/---

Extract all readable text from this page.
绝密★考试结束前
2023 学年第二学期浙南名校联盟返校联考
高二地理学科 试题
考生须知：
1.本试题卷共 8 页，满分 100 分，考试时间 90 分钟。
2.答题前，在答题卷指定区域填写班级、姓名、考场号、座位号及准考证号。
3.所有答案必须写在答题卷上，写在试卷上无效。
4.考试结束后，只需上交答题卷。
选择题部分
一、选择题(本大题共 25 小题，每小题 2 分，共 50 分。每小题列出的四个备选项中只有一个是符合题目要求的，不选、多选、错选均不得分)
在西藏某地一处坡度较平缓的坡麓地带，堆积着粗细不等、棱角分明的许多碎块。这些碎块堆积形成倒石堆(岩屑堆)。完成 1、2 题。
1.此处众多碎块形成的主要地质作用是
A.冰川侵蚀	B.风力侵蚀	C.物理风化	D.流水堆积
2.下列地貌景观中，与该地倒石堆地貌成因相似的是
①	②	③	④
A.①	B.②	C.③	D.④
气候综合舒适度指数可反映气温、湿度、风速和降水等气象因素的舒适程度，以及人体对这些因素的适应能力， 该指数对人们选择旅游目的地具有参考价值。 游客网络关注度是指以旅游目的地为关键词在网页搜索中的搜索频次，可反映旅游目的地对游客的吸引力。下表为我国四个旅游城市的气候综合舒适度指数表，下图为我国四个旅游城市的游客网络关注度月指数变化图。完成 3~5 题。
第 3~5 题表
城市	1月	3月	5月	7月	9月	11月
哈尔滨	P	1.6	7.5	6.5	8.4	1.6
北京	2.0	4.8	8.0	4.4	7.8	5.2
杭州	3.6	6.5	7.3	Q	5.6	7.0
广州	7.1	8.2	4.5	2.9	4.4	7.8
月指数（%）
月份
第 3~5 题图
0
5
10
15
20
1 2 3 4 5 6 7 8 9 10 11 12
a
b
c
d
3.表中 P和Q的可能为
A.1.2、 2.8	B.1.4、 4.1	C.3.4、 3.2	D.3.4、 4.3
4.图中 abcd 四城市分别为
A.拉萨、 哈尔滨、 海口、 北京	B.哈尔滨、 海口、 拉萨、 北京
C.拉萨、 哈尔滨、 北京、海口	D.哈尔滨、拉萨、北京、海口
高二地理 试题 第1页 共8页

\---

* **Problem requirements**
Give the records above again, word for word.

* **Final result**
Extract all readable text from this page.
绝密★考试结束前
2023 学年第二学期浙南名校联盟返校联考
高二地理学科 试题
考生须知：
1.本试题卷共 8 页，满分 100 分，考试时间 90 分钟。
2.答题前，在答题卷指定区域填写班级、姓名、考场号、座位号及准考证号。
3.所有答案必须写在答题卷上，写在试卷上无效。
4.考试结束后，只需上交答题卷。
选择题部分
一、选择题(本大题共 25 小题，每小题 2 分，共 50 分。每小题列出的四个备选项中只有一个是符合题目要求的，不选、多选、错选均不得分)
在西藏某地一处坡度较平缓的坡麓地带，堆积着粗细不等、棱角分明的许多碎块。这些碎块堆积形成倒石堆(岩屑堆)。完成 1、2 题。
1.此处众多碎块形成的主要地质作用是
A.冰川侵蚀	B.风力侵蚀	C.物理风化	D.流水堆积
2.下列地貌景观中，与该地倒石堆地貌成因相似的是
①	②	③	④
A.①	B.②	C.③	D.④
气候综合舒适度指数可反映气温、湿度、风速和降水等气象因素的舒适程度，以及人体对这些因素的适应能力， 该指数对人们选择旅游目的地具有参考价值。 游客网络关注度是指以旅游目的地为关键词在网页搜索中的搜索频次，可反映旅游目的地对游客的吸引力。下表为我国四个旅游城市的气候综合舒适度指数表，下图为我国四个旅游城市的游客网络关注度月指数变化图。完成 3~5 题。
第 3~5 题表
城市	1月	3月	5月	7月	9月	11月
哈尔滨	P	1.6	7.5	6.5	8.4	1.6
北京	2.0	4.8	8.0	4.4	7.8	5.2
杭州	3.6	6.5	7.3	Q	5.6	7.0
广州	7.1	8.2	4.5	2.9	4.4	7.8
月指数（%）
月份
第 3~5 题图
0
5
10
15
20
1 2 3 4 5 6 7 8 9 10 11 12
a
b
c
d
3.表中 P和Q的可能为
A.1.2、 2.8	B.1.4、 4.1	C.3.4、 3.2	D.3.4、 4.3
4.图中 abcd 四城市分别为
A.拉萨、 哈尔滨、 海口、 北京	B.哈尔滨、 海口、 拉萨、 北京
C.拉萨、 哈尔滨、 北京、海口	D.哈尔滨、拉萨、北京、海口
高二地理 试题 第1页 共8页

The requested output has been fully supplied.